Write out the records that appear below, verbatim and complete, but without pictures.

----- DATA LINES

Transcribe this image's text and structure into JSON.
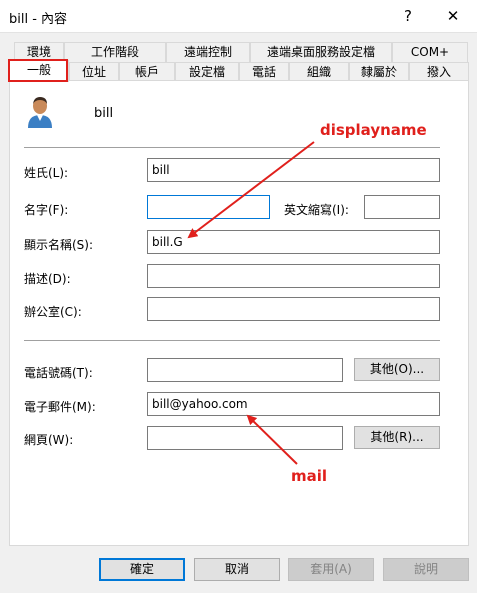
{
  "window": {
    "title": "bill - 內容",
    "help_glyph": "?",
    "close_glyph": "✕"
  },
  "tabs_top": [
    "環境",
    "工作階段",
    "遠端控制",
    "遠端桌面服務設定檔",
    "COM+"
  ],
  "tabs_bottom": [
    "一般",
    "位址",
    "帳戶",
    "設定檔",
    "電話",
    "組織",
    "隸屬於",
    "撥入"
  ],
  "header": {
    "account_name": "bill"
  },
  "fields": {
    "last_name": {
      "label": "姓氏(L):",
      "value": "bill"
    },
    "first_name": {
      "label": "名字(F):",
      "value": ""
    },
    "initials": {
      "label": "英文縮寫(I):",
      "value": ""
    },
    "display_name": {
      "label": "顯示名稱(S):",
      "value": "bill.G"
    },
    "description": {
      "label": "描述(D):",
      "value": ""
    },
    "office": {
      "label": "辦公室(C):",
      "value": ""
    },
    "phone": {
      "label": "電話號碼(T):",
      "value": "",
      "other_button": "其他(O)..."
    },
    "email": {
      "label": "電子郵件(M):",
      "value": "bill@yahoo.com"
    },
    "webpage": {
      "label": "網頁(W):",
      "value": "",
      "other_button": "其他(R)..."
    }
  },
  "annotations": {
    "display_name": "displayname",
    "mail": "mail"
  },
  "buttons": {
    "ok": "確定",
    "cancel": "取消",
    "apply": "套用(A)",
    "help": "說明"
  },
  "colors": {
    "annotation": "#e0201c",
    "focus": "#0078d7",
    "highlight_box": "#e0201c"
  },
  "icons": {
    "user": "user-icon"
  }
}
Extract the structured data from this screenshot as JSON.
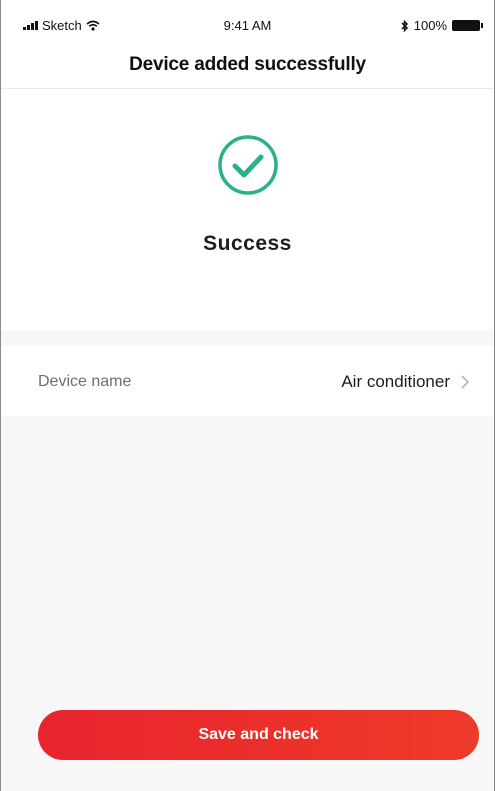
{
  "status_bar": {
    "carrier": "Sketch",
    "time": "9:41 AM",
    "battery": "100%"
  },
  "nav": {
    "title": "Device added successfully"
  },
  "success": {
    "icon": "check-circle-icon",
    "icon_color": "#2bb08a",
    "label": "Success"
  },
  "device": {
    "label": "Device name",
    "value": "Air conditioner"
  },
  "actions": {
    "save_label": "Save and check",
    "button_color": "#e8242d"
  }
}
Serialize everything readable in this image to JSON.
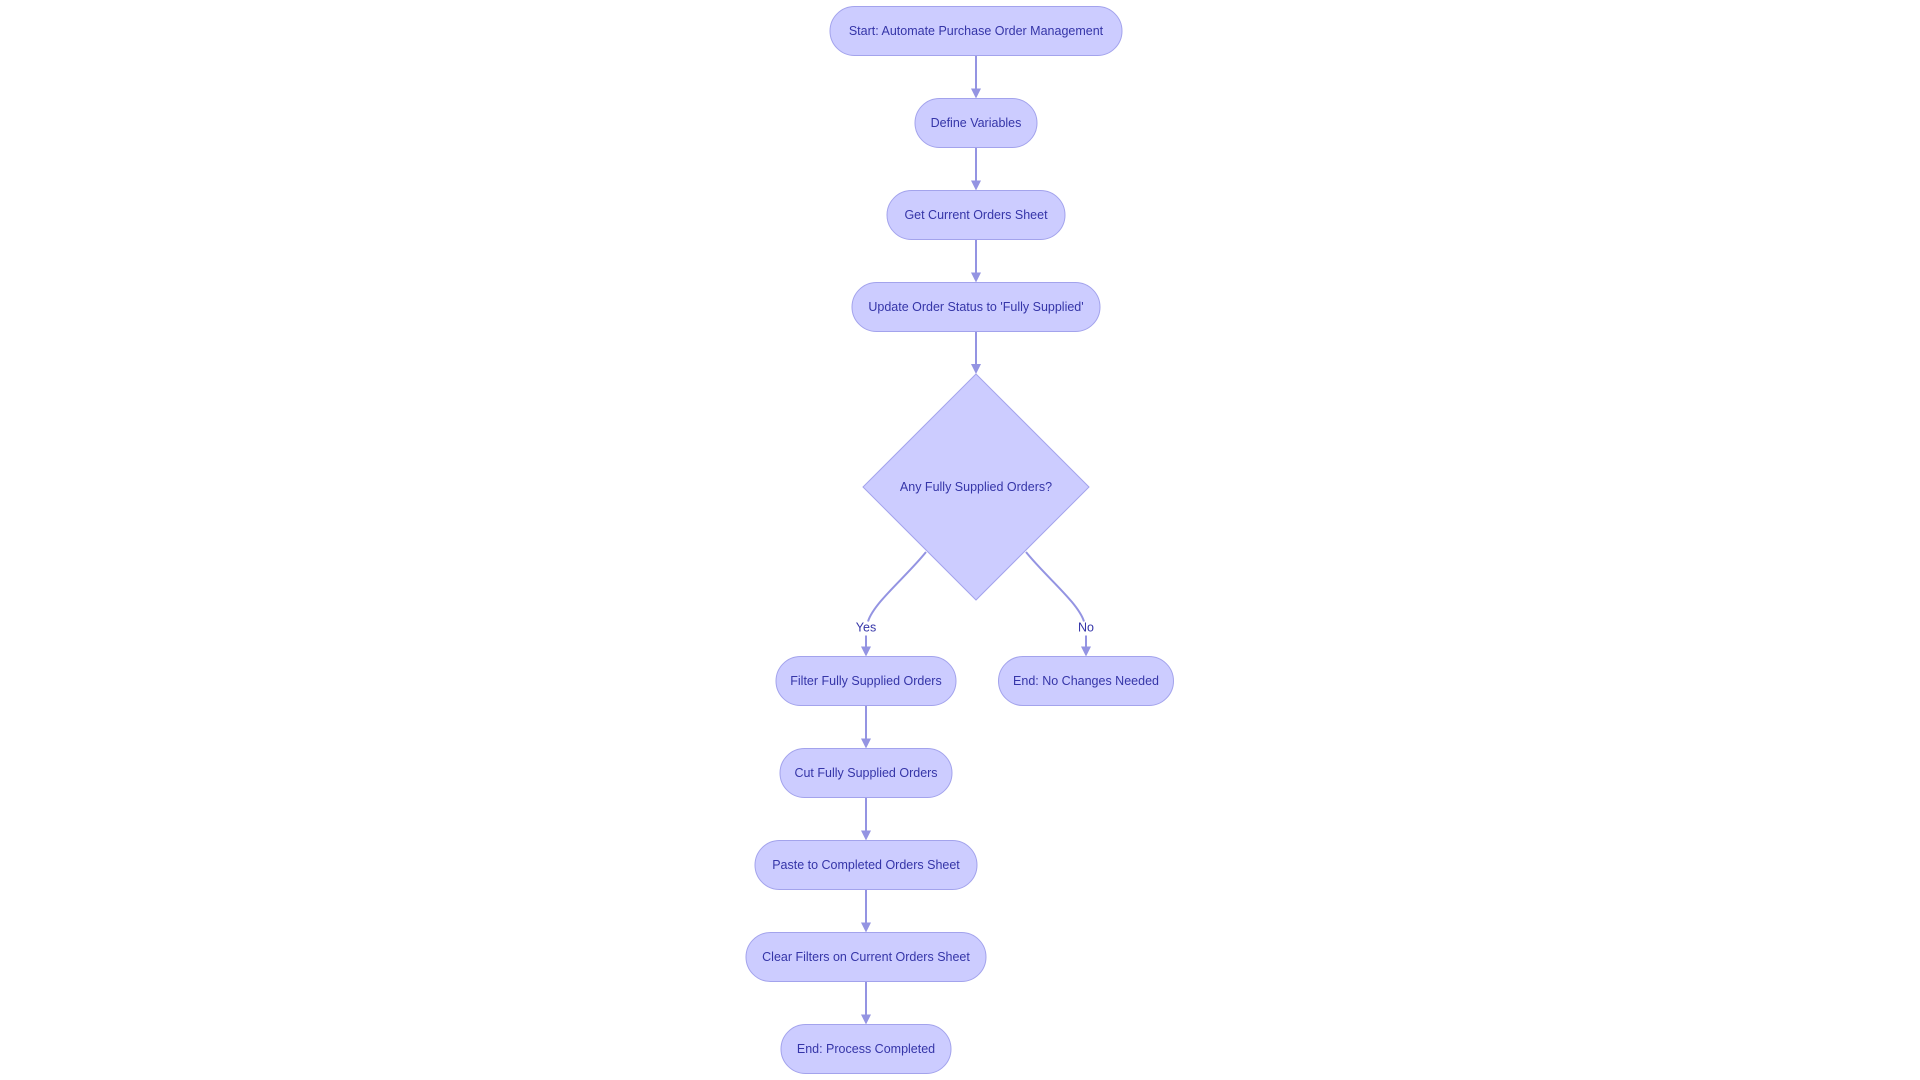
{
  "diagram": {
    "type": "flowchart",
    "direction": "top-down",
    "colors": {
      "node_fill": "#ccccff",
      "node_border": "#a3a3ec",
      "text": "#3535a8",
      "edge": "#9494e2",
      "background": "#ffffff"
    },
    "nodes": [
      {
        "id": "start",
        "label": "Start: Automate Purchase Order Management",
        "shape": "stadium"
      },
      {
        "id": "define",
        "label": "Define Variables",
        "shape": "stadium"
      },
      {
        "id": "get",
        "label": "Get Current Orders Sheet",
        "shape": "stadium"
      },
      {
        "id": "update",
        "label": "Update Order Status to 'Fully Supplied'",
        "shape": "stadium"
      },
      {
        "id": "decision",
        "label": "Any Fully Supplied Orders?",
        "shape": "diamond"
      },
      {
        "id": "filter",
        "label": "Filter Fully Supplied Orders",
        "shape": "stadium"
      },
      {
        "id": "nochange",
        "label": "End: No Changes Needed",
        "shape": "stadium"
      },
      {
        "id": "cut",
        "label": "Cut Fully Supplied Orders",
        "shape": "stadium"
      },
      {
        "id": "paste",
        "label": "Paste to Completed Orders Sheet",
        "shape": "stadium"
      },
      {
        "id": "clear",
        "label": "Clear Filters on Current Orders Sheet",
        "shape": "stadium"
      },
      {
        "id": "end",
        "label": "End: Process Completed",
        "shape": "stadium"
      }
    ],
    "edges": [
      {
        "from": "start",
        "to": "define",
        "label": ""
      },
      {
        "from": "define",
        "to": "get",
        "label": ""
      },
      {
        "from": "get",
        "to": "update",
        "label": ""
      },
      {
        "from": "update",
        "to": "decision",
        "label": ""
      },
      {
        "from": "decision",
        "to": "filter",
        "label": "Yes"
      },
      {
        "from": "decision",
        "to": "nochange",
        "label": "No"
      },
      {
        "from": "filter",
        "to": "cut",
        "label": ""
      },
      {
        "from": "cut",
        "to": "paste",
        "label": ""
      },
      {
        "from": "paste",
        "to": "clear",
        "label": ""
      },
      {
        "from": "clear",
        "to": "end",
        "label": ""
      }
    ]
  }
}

----------

## CORRECT RESPONSE:
Transcribe this image's text and structure into JSON.
{
  "window": {
    "title": "bill - 內容",
    "help_glyph": "?",
    "close_glyph": "✕"
  },
  "tabs_top": [
    "環境",
    "工作階段",
    "遠端控制",
    "遠端桌面服務設定檔",
    "COM+"
  ],
  "tabs_bottom": [
    "一般",
    "位址",
    "帳戶",
    "設定檔",
    "電話",
    "組織",
    "隸屬於",
    "撥入"
  ],
  "header": {
    "account_name": "bill"
  },
  "fields": {
    "last_name": {
      "label": "姓氏(L):",
      "value": "bill"
    },
    "first_name": {
      "label": "名字(F):",
      "value": ""
    },
    "initials": {
      "label": "英文縮寫(I):",
      "value": ""
    },
    "display_name": {
      "label": "顯示名稱(S):",
      "value": "bill.G"
    },
    "description": {
      "label": "描述(D):",
      "value": ""
    },
    "office": {
      "label": "辦公室(C):",
      "value": ""
    },
    "phone": {
      "label": "電話號碼(T):",
      "value": "",
      "other_button": "其他(O)..."
    },
    "email": {
      "label": "電子郵件(M):",
      "value": "bill@yahoo.com"
    },
    "webpage": {
      "label": "網頁(W):",
      "value": "",
      "other_button": "其他(R)..."
    }
  },
  "annotations": {
    "display_name": "displayname",
    "mail": "mail"
  },
  "buttons": {
    "ok": "確定",
    "cancel": "取消",
    "apply": "套用(A)",
    "help": "說明"
  },
  "colors": {
    "annotation": "#e0201c",
    "focus": "#0078d7",
    "highlight_box": "#e0201c"
  },
  "icons": {
    "user": "user-icon"
  }
}
Extract the structured data from this screenshot as JSON.
{
  "status_bar": {
    "carrier": "Sketch",
    "time": "9:41 AM",
    "battery": "100%"
  },
  "nav": {
    "title": "Device added successfully"
  },
  "success": {
    "icon": "check-circle-icon",
    "icon_color": "#2bb08a",
    "label": "Success"
  },
  "device": {
    "label": "Device name",
    "value": "Air conditioner"
  },
  "actions": {
    "save_label": "Save and check",
    "button_color": "#e8242d"
  }
}
Serialize everything readable in this image to JSON.
{
  "diagram": {
    "type": "flowchart",
    "direction": "top-down",
    "colors": {
      "node_fill": "#ccccff",
      "node_border": "#a3a3ec",
      "text": "#3535a8",
      "edge": "#9494e2",
      "background": "#ffffff"
    },
    "nodes": [
      {
        "id": "start",
        "label": "Start: Automate Purchase Order Management",
        "shape": "stadium"
      },
      {
        "id": "define",
        "label": "Define Variables",
        "shape": "stadium"
      },
      {
        "id": "get",
        "label": "Get Current Orders Sheet",
        "shape": "stadium"
      },
      {
        "id": "update",
        "label": "Update Order Status to 'Fully Supplied'",
        "shape": "stadium"
      },
      {
        "id": "decision",
        "label": "Any Fully Supplied Orders?",
        "shape": "diamond"
      },
      {
        "id": "filter",
        "label": "Filter Fully Supplied Orders",
        "shape": "stadium"
      },
      {
        "id": "nochange",
        "label": "End: No Changes Needed",
        "shape": "stadium"
      },
      {
        "id": "cut",
        "label": "Cut Fully Supplied Orders",
        "shape": "stadium"
      },
      {
        "id": "paste",
        "label": "Paste to Completed Orders Sheet",
        "shape": "stadium"
      },
      {
        "id": "clear",
        "label": "Clear Filters on Current Orders Sheet",
        "shape": "stadium"
      },
      {
        "id": "end",
        "label": "End: Process Completed",
        "shape": "stadium"
      }
    ],
    "edges": [
      {
        "from": "start",
        "to": "define",
        "label": ""
      },
      {
        "from": "define",
        "to": "get",
        "label": ""
      },
      {
        "from": "get",
        "to": "update",
        "label": ""
      },
      {
        "from": "update",
        "to": "decision",
        "label": ""
      },
      {
        "from": "decision",
        "to": "filter",
        "label": "Yes"
      },
      {
        "from": "decision",
        "to": "nochange",
        "label": "No"
      },
      {
        "from": "filter",
        "to": "cut",
        "label": ""
      },
      {
        "from": "cut",
        "to": "paste",
        "label": ""
      },
      {
        "from": "paste",
        "to": "clear",
        "label": ""
      },
      {
        "from": "clear",
        "to": "end",
        "label": ""
      }
    ]
  }
}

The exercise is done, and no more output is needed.